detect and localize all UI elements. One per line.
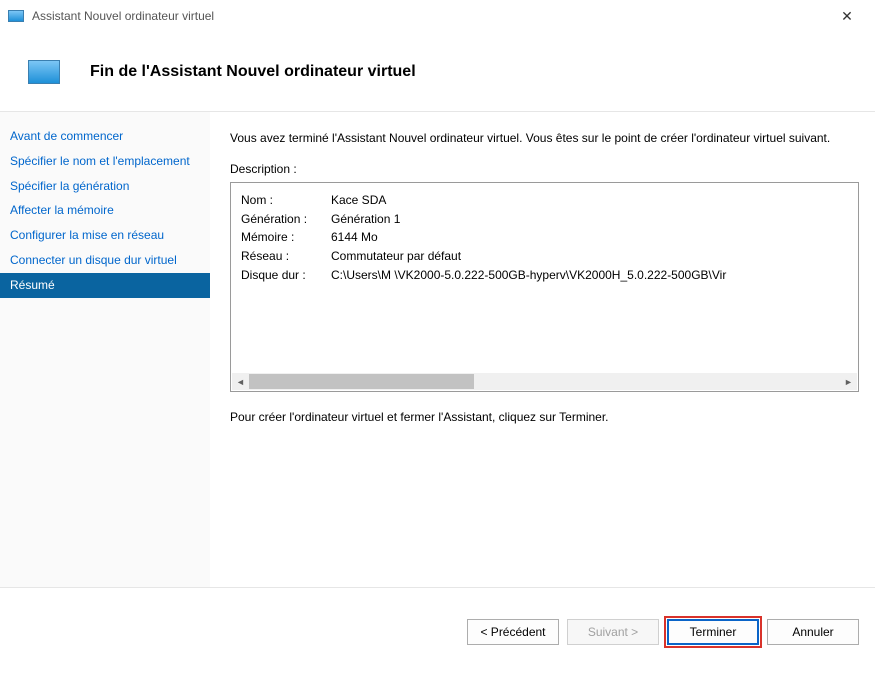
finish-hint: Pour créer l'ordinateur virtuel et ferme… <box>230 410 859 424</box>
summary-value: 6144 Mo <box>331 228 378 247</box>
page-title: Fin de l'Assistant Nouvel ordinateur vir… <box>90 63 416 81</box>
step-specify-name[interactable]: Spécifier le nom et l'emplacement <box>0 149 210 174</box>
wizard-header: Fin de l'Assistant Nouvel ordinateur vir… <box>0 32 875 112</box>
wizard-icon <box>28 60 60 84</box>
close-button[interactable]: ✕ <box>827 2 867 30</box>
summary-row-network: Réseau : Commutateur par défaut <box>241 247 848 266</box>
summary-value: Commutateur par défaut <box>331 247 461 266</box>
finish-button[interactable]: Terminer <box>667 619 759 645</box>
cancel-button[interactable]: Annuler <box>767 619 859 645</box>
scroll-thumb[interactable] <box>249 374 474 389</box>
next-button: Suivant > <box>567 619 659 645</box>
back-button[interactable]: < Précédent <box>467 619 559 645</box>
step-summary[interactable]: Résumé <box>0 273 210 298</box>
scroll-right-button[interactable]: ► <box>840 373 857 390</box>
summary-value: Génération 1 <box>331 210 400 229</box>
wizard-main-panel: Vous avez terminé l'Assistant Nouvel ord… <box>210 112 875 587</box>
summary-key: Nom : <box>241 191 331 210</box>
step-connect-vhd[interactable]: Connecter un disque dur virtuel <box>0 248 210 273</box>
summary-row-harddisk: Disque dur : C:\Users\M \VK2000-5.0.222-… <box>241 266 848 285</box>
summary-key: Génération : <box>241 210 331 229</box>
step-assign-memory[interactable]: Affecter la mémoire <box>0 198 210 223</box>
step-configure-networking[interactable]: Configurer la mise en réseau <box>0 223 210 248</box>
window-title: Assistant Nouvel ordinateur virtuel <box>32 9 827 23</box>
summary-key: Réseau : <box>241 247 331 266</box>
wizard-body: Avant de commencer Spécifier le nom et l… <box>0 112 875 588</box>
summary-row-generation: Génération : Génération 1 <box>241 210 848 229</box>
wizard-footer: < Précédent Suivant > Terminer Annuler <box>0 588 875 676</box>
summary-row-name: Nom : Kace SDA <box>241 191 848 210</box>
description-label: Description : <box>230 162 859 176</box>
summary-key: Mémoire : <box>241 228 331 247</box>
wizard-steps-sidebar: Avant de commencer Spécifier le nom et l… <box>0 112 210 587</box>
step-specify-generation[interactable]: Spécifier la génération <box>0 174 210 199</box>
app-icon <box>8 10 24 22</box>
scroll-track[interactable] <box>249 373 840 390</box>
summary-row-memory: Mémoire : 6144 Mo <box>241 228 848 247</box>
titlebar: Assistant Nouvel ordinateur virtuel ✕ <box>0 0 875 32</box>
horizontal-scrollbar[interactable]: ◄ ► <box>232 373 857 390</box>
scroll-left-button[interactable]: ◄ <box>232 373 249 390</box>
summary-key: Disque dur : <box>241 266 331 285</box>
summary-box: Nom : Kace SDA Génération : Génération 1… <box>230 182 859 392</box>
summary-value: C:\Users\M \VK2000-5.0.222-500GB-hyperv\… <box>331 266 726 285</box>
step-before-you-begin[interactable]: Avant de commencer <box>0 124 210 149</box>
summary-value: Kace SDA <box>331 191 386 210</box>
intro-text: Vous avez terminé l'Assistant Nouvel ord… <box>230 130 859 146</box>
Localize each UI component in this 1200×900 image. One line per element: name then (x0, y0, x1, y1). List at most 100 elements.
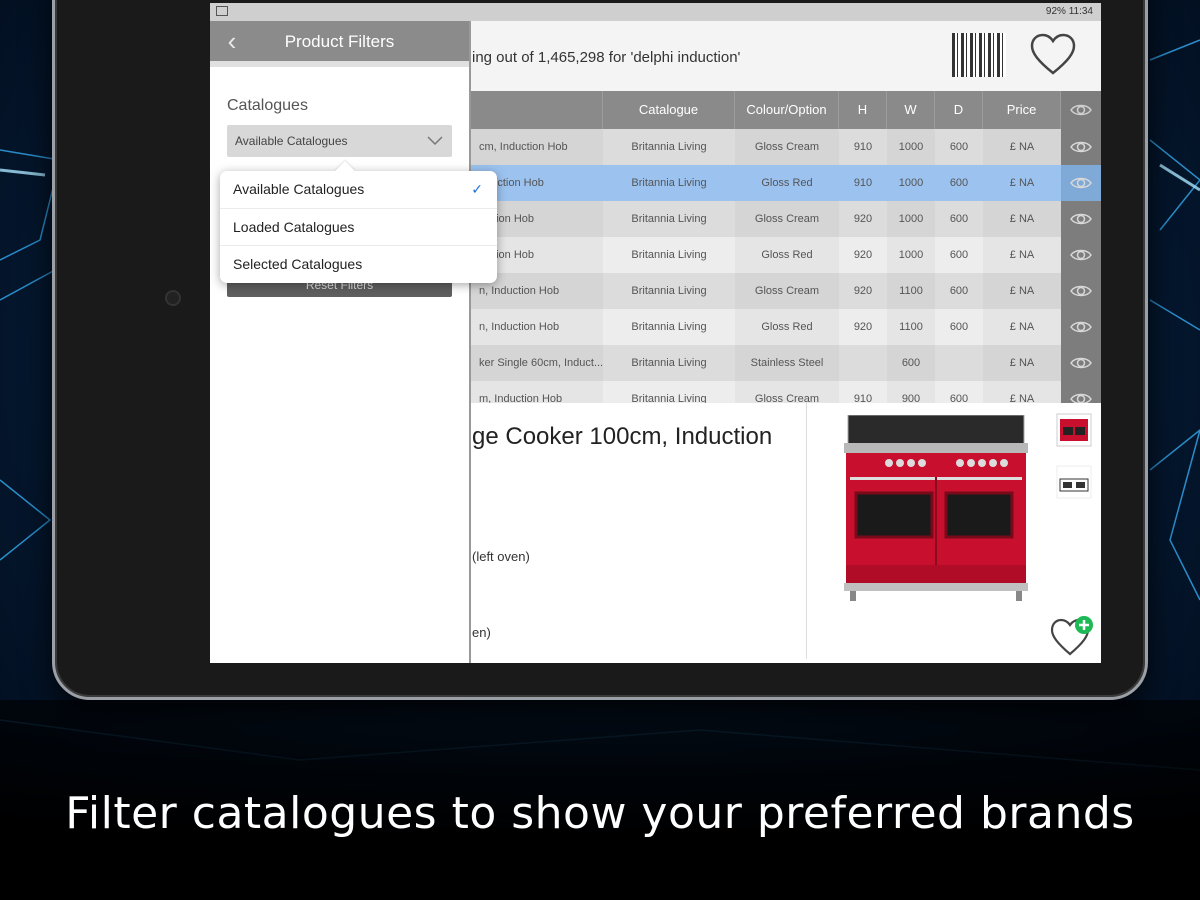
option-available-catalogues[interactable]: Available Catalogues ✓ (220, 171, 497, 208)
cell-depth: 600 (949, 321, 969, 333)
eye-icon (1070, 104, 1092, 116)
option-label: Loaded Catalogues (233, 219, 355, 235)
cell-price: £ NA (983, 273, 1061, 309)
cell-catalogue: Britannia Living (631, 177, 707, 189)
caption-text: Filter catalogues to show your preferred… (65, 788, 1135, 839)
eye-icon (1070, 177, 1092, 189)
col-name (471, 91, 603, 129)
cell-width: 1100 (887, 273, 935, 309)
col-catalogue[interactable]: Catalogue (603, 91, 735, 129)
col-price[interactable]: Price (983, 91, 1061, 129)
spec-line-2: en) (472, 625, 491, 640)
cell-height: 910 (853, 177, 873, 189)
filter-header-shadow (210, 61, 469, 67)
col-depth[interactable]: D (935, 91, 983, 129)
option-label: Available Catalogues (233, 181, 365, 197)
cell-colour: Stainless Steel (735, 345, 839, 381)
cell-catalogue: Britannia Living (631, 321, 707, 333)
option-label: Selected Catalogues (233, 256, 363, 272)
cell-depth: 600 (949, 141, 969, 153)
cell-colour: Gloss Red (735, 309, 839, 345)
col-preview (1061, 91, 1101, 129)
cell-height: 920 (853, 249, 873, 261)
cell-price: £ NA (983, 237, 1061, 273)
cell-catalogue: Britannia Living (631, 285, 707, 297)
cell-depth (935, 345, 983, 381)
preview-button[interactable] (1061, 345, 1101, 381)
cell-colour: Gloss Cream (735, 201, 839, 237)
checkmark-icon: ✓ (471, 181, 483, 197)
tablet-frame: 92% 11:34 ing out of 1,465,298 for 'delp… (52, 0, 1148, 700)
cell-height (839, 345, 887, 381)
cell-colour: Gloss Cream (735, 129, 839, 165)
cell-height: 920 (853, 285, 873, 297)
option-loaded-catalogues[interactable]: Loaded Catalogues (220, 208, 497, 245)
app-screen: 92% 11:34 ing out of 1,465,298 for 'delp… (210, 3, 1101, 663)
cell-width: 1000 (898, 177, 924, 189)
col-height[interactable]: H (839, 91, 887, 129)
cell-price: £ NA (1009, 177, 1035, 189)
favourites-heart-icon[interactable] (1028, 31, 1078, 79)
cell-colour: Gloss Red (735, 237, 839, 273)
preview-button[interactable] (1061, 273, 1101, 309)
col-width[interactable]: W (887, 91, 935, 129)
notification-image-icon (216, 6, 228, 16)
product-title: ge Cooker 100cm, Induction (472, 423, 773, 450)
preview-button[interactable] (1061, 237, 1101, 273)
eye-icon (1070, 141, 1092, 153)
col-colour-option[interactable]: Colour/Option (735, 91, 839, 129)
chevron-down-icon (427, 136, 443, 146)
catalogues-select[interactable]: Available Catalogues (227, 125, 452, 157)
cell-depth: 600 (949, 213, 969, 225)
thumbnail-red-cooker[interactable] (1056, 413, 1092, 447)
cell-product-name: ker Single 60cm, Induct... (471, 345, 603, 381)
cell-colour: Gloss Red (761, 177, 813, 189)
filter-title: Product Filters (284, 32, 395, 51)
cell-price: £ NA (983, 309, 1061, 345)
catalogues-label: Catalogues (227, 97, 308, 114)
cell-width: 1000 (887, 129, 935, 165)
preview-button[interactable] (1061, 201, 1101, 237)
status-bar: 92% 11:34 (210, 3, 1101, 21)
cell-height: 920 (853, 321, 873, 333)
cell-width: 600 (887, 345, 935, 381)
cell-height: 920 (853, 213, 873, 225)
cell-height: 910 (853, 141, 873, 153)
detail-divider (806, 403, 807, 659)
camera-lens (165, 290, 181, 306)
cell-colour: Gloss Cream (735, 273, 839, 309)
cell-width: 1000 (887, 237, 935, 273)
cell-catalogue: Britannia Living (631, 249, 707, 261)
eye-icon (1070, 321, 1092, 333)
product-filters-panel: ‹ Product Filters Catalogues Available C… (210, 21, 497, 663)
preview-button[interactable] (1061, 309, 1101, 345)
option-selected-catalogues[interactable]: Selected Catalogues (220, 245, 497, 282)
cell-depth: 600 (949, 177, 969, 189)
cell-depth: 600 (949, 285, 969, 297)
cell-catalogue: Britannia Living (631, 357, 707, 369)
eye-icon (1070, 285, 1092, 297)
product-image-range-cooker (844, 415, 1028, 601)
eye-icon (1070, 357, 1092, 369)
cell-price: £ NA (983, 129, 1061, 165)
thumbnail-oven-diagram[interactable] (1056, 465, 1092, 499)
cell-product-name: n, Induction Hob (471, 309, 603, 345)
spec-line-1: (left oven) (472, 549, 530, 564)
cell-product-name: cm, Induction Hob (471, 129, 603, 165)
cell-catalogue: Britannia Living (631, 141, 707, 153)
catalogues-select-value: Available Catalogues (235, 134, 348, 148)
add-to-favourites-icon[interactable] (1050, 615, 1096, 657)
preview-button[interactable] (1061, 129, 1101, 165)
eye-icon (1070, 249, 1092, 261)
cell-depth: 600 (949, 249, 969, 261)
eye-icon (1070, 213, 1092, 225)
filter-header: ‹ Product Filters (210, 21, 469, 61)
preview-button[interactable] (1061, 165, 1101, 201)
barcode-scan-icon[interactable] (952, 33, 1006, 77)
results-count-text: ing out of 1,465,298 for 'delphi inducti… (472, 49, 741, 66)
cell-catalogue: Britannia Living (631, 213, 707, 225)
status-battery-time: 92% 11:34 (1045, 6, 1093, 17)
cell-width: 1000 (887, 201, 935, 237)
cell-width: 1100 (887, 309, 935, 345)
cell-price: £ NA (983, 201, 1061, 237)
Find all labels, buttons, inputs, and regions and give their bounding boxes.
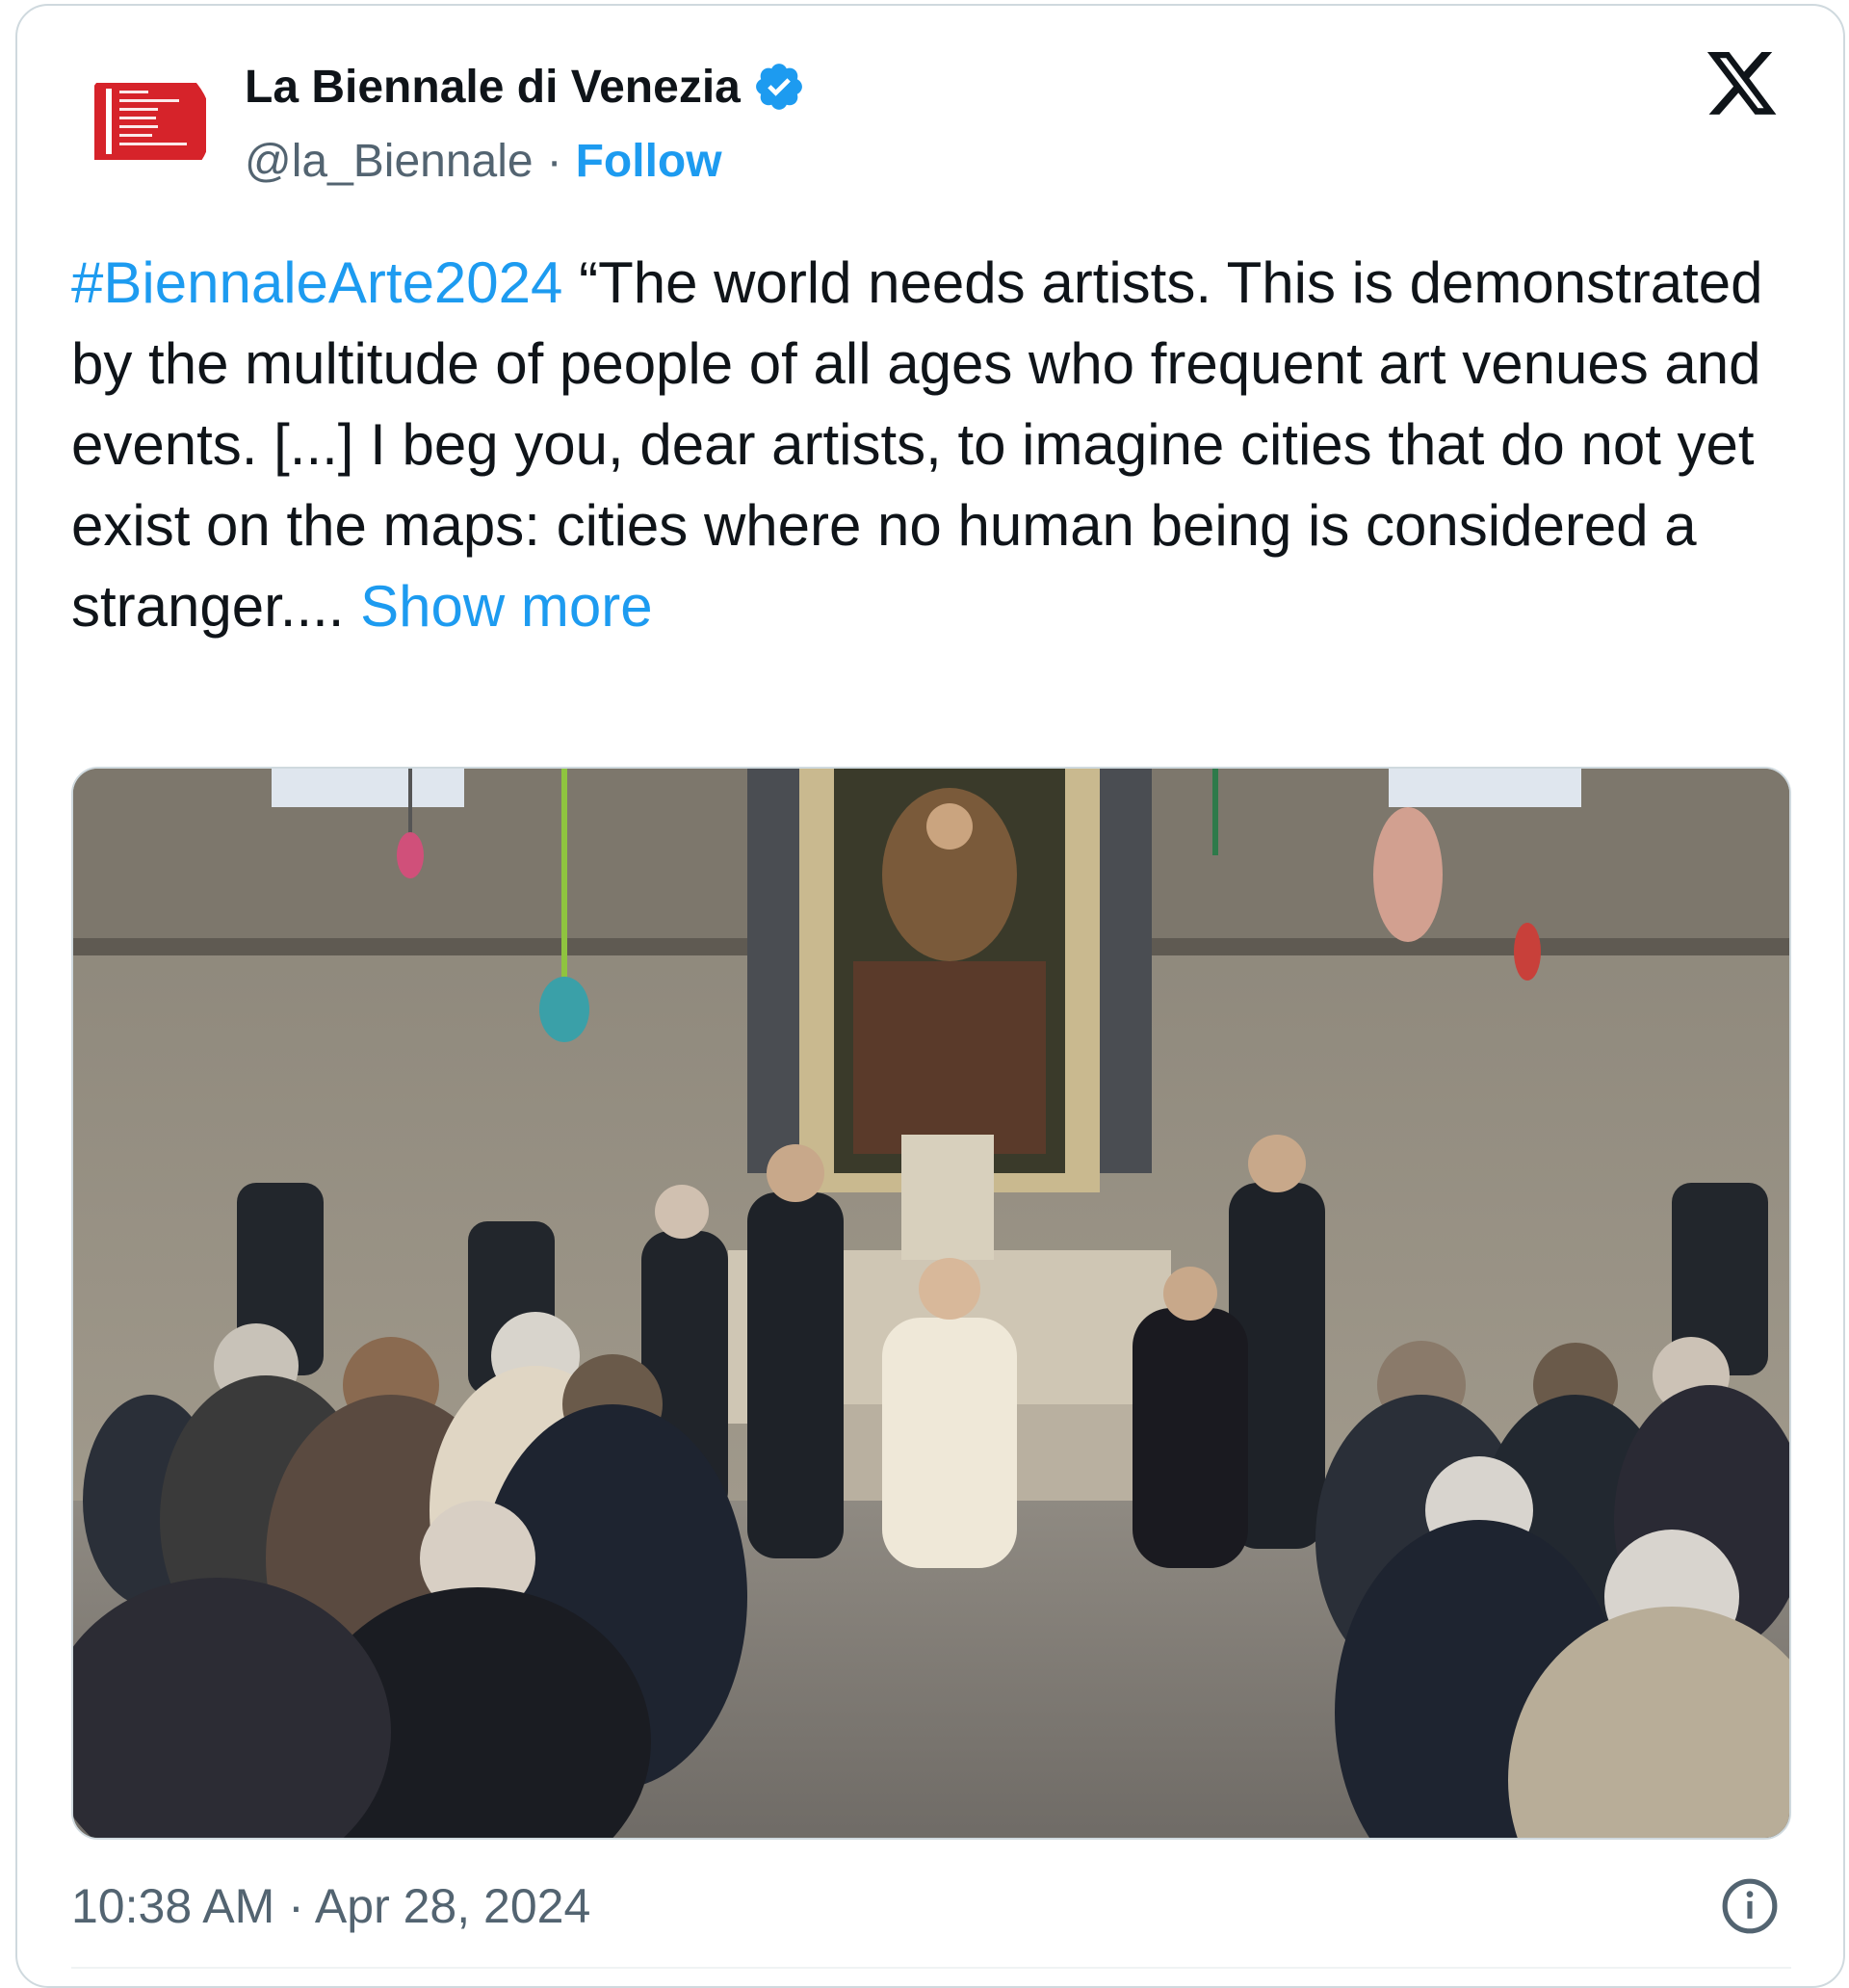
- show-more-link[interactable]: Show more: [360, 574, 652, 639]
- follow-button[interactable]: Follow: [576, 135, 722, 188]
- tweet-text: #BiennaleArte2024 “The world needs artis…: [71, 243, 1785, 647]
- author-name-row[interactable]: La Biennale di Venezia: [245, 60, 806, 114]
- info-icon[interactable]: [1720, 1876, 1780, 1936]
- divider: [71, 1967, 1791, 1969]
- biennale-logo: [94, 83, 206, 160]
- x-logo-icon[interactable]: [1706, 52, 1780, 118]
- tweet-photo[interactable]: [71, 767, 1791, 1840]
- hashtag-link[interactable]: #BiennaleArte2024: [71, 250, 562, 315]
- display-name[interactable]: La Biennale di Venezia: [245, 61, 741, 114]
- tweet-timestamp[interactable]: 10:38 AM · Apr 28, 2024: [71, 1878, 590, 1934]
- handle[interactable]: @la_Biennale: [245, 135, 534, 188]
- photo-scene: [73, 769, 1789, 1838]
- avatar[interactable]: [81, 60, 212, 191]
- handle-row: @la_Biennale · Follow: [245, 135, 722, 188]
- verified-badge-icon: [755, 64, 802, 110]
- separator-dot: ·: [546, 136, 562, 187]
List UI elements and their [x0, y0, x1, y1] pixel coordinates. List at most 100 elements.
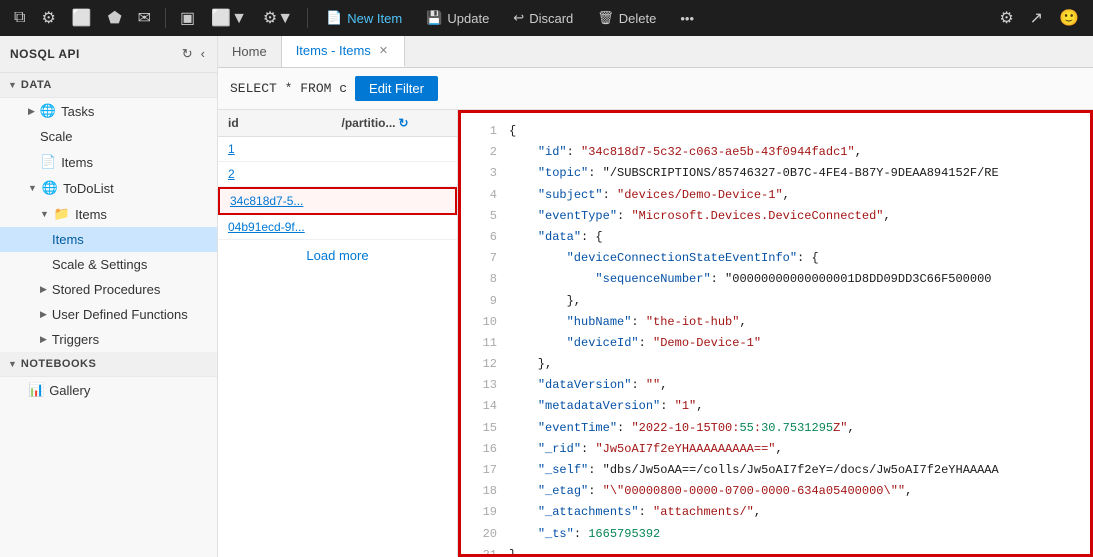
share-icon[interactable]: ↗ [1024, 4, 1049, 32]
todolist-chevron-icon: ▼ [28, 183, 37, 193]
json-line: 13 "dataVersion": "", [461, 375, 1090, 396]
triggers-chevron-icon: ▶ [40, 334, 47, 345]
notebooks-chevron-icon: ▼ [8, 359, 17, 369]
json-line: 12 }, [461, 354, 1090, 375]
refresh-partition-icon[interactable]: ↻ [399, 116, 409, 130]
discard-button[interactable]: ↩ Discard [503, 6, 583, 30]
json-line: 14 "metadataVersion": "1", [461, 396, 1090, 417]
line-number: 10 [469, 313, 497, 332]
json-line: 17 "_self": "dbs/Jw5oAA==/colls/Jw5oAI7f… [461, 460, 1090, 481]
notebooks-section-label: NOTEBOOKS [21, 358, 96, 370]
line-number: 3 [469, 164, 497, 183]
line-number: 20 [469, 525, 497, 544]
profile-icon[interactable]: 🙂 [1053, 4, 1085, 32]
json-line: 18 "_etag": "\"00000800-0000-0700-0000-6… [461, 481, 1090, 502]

# Exercise description
Return every line from the items above that contains the word "Précédent". Case counts.

# Problem solution
back-button[interactable]: < Précédent <box>467 619 559 645</box>
wizard-footer: < Précédent Suivant > Terminer Annuler <box>0 588 875 676</box>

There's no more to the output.